_DIRECTIONS_: Wherever the string "JSON" appears in a line, extract that line.

BEGIN DATA EXCERPTS

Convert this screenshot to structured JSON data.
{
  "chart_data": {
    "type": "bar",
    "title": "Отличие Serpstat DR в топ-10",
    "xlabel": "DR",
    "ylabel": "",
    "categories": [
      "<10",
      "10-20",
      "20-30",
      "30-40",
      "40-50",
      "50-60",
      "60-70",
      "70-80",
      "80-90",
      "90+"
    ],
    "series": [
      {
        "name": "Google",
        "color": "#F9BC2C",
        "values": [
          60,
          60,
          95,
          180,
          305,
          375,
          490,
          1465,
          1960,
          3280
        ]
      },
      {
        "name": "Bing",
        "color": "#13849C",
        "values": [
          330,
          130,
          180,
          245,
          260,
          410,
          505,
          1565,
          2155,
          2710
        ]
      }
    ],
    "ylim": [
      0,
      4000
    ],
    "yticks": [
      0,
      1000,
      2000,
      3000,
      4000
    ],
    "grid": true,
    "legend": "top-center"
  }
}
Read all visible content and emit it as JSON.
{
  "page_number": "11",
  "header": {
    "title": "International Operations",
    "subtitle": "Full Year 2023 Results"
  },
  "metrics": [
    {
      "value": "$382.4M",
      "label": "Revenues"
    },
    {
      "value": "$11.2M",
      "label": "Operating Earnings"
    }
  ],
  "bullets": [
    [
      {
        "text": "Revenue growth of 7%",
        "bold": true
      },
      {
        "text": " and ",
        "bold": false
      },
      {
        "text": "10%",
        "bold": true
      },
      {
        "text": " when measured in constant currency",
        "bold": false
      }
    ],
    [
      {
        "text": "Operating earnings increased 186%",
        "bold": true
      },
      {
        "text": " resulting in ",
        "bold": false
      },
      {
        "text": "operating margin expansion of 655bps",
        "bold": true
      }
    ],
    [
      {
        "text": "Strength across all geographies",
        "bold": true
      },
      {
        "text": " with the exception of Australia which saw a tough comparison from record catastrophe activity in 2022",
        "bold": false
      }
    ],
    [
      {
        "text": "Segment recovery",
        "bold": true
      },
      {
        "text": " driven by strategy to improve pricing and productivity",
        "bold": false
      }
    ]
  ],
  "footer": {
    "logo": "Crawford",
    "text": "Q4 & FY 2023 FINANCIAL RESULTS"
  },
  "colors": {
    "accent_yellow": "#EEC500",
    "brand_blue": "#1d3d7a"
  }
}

END DATA EXCERPTS

_TASK SOLUTION_:
Convert this screenshot to structured JSON data.
Read all visible content and emit it as JSON.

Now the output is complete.